*WRITTEN PROBLEM*
All of the data must be printed exactly; please include every line.

>> start

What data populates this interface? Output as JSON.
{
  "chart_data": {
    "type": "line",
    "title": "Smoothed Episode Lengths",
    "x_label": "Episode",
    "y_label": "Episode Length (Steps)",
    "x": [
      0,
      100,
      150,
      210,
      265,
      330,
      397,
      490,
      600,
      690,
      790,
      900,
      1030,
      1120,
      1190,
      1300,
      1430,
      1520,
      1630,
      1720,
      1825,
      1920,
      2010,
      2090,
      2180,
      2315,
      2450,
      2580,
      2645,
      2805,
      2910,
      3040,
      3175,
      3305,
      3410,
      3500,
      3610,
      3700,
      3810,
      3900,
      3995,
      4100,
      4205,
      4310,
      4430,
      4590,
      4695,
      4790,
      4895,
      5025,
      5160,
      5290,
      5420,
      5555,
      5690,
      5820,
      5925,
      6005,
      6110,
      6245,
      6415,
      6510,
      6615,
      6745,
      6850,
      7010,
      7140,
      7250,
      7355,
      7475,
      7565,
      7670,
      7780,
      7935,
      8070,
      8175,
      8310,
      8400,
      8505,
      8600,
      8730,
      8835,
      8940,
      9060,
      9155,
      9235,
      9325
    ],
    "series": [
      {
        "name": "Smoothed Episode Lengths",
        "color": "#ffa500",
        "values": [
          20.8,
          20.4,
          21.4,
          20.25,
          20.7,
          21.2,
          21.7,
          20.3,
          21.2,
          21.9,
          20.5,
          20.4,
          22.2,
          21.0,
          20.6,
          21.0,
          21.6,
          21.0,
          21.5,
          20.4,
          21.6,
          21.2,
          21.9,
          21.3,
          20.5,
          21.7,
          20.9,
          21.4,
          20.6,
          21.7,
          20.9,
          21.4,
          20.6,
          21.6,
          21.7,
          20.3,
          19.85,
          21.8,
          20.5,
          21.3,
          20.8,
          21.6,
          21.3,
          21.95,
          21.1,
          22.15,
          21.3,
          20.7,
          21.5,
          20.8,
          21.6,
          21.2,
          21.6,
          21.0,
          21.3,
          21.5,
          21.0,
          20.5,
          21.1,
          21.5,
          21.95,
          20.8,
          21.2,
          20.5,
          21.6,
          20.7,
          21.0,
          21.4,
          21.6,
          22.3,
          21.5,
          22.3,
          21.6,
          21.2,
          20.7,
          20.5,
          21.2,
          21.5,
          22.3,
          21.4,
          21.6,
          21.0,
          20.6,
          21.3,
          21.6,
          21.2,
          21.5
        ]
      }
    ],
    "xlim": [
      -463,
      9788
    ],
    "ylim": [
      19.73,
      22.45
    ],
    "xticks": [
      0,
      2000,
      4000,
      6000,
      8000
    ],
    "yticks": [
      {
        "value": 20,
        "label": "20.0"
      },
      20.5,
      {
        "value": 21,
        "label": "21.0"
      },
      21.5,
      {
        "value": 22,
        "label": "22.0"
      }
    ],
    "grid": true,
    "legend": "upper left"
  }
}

>> end

*TASK SOLUTION*
What data populates this interface? Output as JSON.
{
  "chart_data": {
    "type": "line",
    "title": "Smoothed Episode Lengths",
    "x_label": "Episode",
    "y_label": "Episode Length (Steps)",
    "x": [
      0,
      100,
      150,
      210,
      265,
      330,
      397,
      490,
      600,
      690,
      790,
      900,
      1030,
      1120,
      1190,
      1300,
      1430,
      1520,
      1630,
      1720,
      1825,
      1920,
      2010,
      2090,
      2180,
      2315,
      2450,
      2580,
      2645,
      2805,
      2910,
      3040,
      3175,
      3305,
      3410,
      3500,
      3610,
      3700,
      3810,
      3900,
      3995,
      4100,
      4205,
      4310,
      4430,
      4590,
      4695,
      4790,
      4895,
      5025,
      5160,
      5290,
      5420,
      5555,
      5690,
      5820,
      5925,
      6005,
      6110,
      6245,
      6415,
      6510,
      6615,
      6745,
      6850,
      7010,
      7140,
      7250,
      7355,
      7475,
      7565,
      7670,
      7780,
      7935,
      8070,
      8175,
      8310,
      8400,
      8505,
      8600,
      8730,
      8835,
      8940,
      9060,
      9155,
      9235,
      9325
    ],
    "series": [
      {
        "name": "Smoothed Episode Lengths",
        "color": "#ffa500",
        "values": [
          20.8,
          20.4,
          21.4,
          20.25,
          20.7,
          21.2,
          21.7,
          20.3,
          21.2,
          21.9,
          20.5,
          20.4,
          22.2,
          21.0,
          20.6,
          21.0,
          21.6,
          21.0,
          21.5,
          20.4,
          21.6,
          21.2,
          21.9,
          21.3,
          20.5,
          21.7,
          20.9,
          21.4,
          20.6,
          21.7,
          20.9,
          21.4,
          20.6,
          21.6,
          21.7,
          20.3,
          19.85,
          21.8,
          20.5,
          21.3,
          20.8,
          21.6,
          21.3,
          21.95,
          21.1,
          22.15,
          21.3,
          20.7,
          21.5,
          20.8,
          21.6,
          21.2,
          21.6,
          21.0,
          21.3,
          21.5,
          21.0,
          20.5,
          21.1,
          21.5,
          21.95,
          20.8,
          21.2,
          20.5,
          21.6,
          20.7,
          21.0,
          21.4,
          21.6,
          22.3,
          21.5,
          22.3,
          21.6,
          21.2,
          20.7,
          20.5,
          21.2,
          21.5,
          22.3,
          21.4,
          21.6,
          21.0,
          20.6,
          21.3,
          21.6,
          21.2,
          21.5
        ]
      }
    ],
    "xlim": [
      -463,
      9788
    ],
    "ylim": [
      19.73,
      22.45
    ],
    "xticks": [
      0,
      2000,
      4000,
      6000,
      8000
    ],
    "yticks": [
      {
        "value": 20,
        "label": "20.0"
      },
      20.5,
      {
        "value": 21,
        "label": "21.0"
      },
      21.5,
      {
        "value": 22,
        "label": "22.0"
      }
    ],
    "grid": true,
    "legend": "upper left"
  }
}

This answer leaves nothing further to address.